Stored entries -
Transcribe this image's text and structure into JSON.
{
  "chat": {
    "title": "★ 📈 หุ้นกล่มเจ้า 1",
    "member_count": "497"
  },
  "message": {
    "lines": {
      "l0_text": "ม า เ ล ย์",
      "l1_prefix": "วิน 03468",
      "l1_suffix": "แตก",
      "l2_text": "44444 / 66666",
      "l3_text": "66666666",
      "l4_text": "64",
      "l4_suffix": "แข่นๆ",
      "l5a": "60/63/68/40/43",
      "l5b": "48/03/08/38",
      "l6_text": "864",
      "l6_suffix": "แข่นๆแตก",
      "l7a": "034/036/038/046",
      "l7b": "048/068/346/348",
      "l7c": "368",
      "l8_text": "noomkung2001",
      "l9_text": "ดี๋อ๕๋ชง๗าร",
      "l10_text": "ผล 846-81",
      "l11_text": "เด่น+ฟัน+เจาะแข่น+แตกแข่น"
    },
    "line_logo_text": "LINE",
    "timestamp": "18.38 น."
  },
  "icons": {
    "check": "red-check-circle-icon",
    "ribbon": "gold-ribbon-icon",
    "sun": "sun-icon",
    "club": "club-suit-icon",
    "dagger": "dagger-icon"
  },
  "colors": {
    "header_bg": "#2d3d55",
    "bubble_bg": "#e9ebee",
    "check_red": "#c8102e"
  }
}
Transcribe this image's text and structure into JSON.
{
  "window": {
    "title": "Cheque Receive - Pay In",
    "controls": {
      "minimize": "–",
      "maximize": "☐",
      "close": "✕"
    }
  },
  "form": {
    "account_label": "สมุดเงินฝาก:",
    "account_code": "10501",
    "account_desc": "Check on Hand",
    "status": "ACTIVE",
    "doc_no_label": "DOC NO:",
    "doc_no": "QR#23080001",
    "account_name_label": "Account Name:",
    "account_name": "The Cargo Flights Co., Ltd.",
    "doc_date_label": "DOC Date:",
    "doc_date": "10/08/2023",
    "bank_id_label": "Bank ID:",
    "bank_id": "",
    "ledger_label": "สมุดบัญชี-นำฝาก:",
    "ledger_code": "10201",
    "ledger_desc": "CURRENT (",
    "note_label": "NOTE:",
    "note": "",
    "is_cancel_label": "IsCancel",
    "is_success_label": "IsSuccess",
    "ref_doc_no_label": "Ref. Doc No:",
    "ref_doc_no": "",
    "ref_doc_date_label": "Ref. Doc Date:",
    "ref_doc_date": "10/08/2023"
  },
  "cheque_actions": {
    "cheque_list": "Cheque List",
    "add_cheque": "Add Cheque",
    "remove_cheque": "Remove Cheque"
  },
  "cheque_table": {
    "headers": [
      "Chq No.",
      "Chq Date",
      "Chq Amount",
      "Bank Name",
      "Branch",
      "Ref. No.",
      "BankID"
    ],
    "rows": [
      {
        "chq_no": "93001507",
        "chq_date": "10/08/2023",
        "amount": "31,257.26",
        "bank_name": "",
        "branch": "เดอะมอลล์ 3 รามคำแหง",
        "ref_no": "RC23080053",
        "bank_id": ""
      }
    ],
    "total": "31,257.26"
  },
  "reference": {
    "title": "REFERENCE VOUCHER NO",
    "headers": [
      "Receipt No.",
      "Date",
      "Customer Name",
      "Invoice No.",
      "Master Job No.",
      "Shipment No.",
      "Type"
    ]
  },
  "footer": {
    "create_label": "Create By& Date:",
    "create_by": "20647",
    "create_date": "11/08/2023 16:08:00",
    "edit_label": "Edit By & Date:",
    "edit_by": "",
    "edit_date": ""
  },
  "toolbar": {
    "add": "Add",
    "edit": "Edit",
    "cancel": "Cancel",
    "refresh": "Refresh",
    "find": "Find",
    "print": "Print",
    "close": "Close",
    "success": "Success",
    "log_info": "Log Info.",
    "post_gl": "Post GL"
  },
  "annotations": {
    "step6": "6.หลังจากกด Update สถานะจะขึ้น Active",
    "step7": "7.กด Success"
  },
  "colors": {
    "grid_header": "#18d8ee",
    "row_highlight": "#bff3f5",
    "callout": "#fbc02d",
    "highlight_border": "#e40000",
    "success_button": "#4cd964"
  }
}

INSTRUCTION - Search the records above for "title". Copy each line where it is found.

THE COMPLETED TASK -
    "title": "★ 📈 หุ้นกล่มเจ้า 1",
    "title": "Cheque Receive - Pay In",
    "title": "REFERENCE VOUCHER NO",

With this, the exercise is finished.